GIVEN DATA:
►

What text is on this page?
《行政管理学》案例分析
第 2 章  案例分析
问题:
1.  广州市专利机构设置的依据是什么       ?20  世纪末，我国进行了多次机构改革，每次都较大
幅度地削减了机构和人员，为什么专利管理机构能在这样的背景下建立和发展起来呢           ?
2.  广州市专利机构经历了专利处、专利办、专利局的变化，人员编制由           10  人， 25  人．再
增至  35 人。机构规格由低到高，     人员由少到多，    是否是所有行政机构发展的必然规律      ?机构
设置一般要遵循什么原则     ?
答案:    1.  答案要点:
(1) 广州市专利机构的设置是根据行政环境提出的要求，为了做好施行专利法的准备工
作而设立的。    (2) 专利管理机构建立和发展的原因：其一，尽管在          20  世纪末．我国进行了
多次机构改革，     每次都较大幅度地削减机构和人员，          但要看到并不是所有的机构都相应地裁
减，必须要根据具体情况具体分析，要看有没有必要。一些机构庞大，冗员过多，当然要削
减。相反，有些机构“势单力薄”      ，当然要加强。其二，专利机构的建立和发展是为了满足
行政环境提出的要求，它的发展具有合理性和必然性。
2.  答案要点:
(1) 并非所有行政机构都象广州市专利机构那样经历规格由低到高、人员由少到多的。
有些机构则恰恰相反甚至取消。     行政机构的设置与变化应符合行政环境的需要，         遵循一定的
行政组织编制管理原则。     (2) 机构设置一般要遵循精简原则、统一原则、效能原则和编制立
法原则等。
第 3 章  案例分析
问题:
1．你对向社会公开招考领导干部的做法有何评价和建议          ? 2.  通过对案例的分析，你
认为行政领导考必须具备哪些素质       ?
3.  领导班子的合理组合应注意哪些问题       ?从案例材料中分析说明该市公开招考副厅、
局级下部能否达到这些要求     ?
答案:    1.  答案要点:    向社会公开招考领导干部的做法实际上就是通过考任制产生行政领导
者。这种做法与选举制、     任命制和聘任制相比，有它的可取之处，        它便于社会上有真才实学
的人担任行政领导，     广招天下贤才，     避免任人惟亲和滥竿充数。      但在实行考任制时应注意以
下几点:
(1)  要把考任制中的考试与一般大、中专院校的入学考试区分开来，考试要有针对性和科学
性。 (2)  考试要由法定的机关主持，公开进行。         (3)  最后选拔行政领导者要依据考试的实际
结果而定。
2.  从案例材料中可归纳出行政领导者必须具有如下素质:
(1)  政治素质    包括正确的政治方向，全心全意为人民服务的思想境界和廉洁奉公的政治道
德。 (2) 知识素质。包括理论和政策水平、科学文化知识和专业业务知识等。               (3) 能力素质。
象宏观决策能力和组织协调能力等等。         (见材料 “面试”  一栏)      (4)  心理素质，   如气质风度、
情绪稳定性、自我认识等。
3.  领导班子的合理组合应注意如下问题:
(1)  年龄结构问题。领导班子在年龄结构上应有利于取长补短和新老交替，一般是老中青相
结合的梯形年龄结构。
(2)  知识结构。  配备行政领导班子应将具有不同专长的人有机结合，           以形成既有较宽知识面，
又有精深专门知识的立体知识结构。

◄

REQUIRED WORK:
Exactly how many lines in the data above contain the word "答案要点"? Respond with the number and nothing more.

FINAL RESULT:
3